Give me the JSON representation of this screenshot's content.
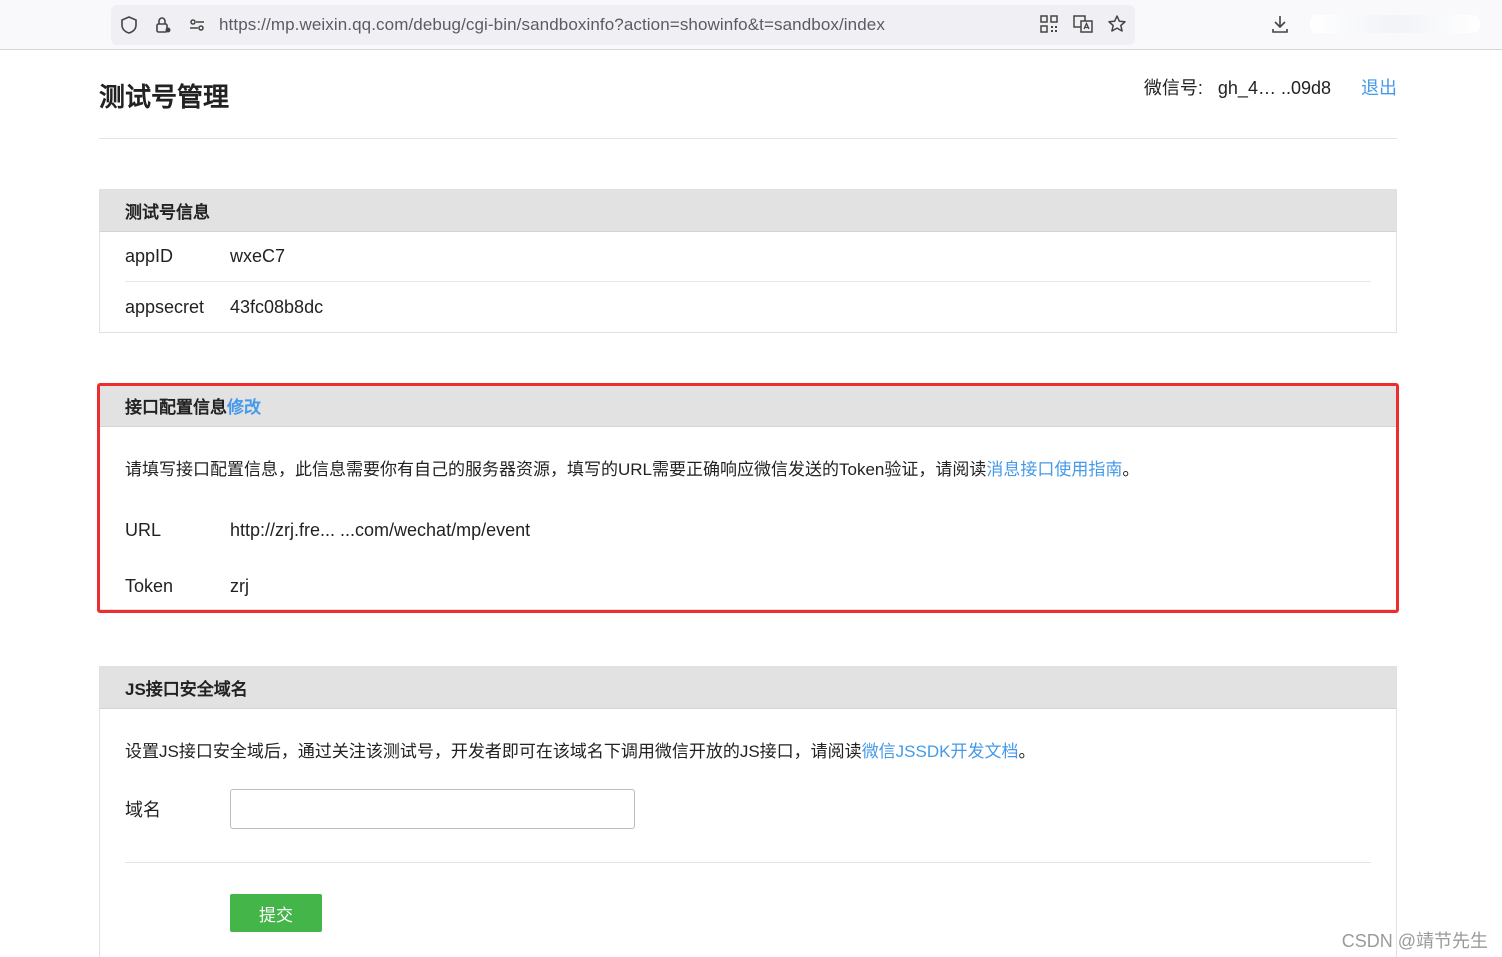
{
  "browser": {
    "url": "https://mp.weixin.qq.com/debug/cgi-bin/sandboxinfo?action=showinfo&t=sandbox/index"
  },
  "header": {
    "title": "测试号管理",
    "account_label": "微信号:",
    "account_value": "gh_4…  ..09d8",
    "logout": "退出"
  },
  "test_account": {
    "title": "测试号信息",
    "rows": [
      {
        "key": "appID",
        "value": "wxeC7"
      },
      {
        "key": "appsecret",
        "value": "43fc08b8dc"
      }
    ]
  },
  "interface": {
    "title": "接口配置信息",
    "edit": "修改",
    "desc_prefix": "请填写接口配置信息，此信息需要你有自己的服务器资源，填写的URL需要正确响应微信发送的Token验证，请阅读",
    "desc_link": "消息接口使用指南",
    "desc_suffix": "。",
    "rows": [
      {
        "key": "URL",
        "value": "http://zrj.fre...      ...com/wechat/mp/event"
      },
      {
        "key": "Token",
        "value": "zrj"
      }
    ]
  },
  "js_domain": {
    "title": "JS接口安全域名",
    "desc_prefix": "设置JS接口安全域后，通过关注该测试号，开发者即可在该域名下调用微信开放的JS接口，请阅读",
    "desc_link": "微信JSSDK开发文档",
    "desc_suffix": "。",
    "field_label": "域名",
    "field_value": "",
    "submit": "提交"
  },
  "watermark": "CSDN @靖节先生"
}
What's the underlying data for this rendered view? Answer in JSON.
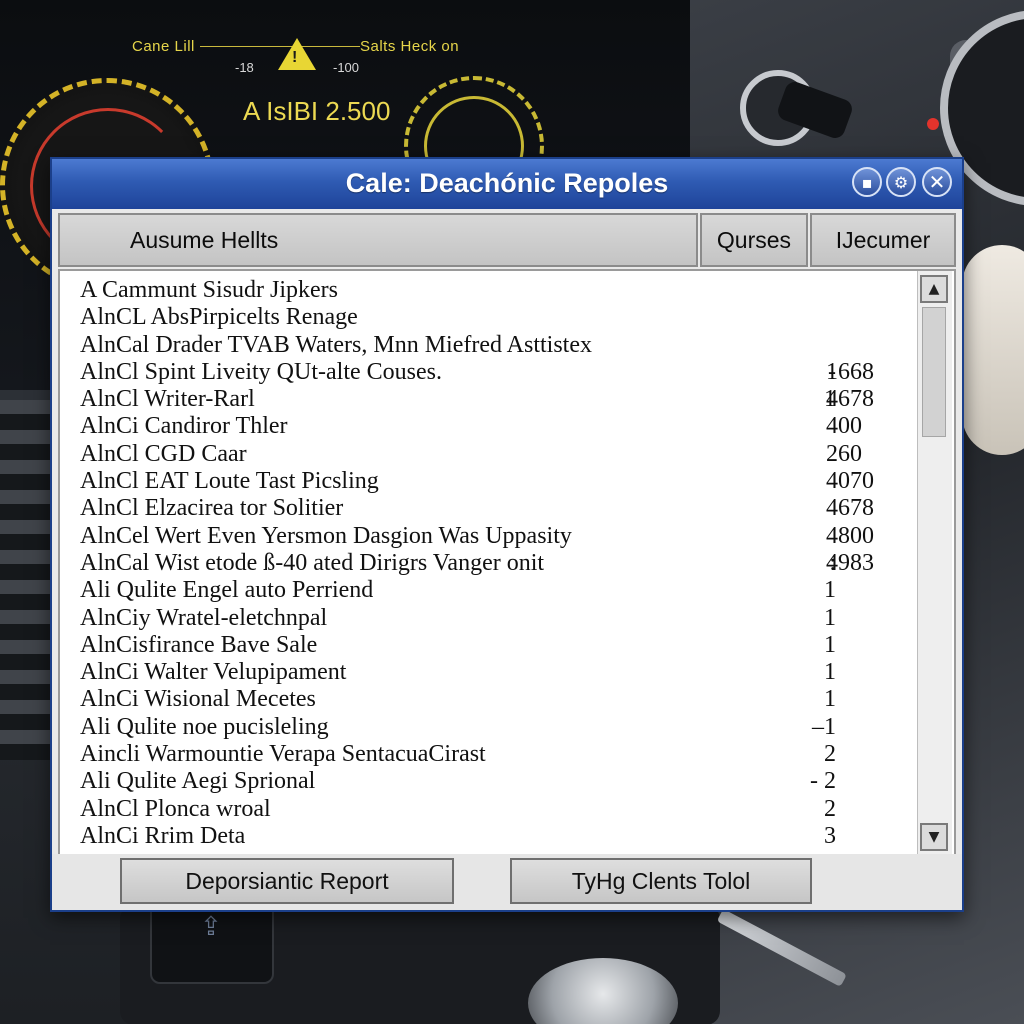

- - - - - - -

▶ _AIM OF THE TASK_: Repeat the preceding records precisely, and leave every picture out of the copy.

▶ _ANSWER TO THE PROBLEM_:
Give me the JSON representation of this screenshot's content.
{
  "browser": {
    "url": "https://mp.weixin.qq.com/debug/cgi-bin/sandboxinfo?action=showinfo&t=sandbox/index"
  },
  "header": {
    "title": "测试号管理",
    "account_label": "微信号:",
    "account_value": "gh_4…  ..09d8",
    "logout": "退出"
  },
  "test_account": {
    "title": "测试号信息",
    "rows": [
      {
        "key": "appID",
        "value": "wxeC7"
      },
      {
        "key": "appsecret",
        "value": "43fc08b8dc"
      }
    ]
  },
  "interface": {
    "title": "接口配置信息",
    "edit": "修改",
    "desc_prefix": "请填写接口配置信息，此信息需要你有自己的服务器资源，填写的URL需要正确响应微信发送的Token验证，请阅读",
    "desc_link": "消息接口使用指南",
    "desc_suffix": "。",
    "rows": [
      {
        "key": "URL",
        "value": "http://zrj.fre...      ...com/wechat/mp/event"
      },
      {
        "key": "Token",
        "value": "zrj"
      }
    ]
  },
  "js_domain": {
    "title": "JS接口安全域名",
    "desc_prefix": "设置JS接口安全域后，通过关注该测试号，开发者即可在该域名下调用微信开放的JS接口，请阅读",
    "desc_link": "微信JSSDK开发文档",
    "desc_suffix": "。",
    "field_label": "域名",
    "field_value": "",
    "submit": "提交"
  },
  "watermark": "CSDN @靖节先生"
}
What's the underlying data for this rendered view? Answer in JSON.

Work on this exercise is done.